**Exercise description**
Look over the lines below. Report each one that includes the string "предметов".

====== Provided records ======

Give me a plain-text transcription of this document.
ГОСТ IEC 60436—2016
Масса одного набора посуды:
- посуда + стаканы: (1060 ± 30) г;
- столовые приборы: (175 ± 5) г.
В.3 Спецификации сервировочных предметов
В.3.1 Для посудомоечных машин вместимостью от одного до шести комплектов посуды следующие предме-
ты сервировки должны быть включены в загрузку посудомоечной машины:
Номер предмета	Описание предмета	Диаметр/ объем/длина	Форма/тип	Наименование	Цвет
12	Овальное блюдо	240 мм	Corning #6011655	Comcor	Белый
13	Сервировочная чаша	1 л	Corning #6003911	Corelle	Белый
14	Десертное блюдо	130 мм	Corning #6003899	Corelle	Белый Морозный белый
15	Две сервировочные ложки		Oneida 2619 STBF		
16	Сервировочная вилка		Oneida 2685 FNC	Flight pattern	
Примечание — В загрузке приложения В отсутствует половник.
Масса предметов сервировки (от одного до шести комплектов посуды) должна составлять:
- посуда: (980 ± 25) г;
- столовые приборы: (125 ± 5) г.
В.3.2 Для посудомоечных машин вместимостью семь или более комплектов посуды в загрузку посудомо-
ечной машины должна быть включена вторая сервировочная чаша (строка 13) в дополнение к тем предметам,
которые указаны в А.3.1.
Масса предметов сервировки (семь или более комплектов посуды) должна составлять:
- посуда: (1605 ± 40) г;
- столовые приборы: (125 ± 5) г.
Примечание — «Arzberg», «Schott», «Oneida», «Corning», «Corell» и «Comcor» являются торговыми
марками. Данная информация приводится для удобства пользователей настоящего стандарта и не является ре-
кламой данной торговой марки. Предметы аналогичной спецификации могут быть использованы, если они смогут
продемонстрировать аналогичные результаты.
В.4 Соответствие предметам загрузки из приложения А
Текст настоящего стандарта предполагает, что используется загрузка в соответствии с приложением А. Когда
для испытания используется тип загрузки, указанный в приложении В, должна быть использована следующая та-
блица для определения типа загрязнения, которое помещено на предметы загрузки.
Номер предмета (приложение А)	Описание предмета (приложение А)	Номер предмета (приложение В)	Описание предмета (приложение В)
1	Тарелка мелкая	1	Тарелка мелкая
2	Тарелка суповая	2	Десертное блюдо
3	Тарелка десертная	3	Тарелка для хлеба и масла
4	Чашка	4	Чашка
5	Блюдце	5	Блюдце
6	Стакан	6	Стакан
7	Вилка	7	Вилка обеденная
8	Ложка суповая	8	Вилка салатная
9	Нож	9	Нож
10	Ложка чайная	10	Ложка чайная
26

======

**Response to the exercise**
В.3 Спецификации сервировочных предметов
Масса предметов сервировки (от одного до шести комплектов посуды) должна составлять:
Масса предметов сервировки (семь или более комплектов посуды) должна составлять:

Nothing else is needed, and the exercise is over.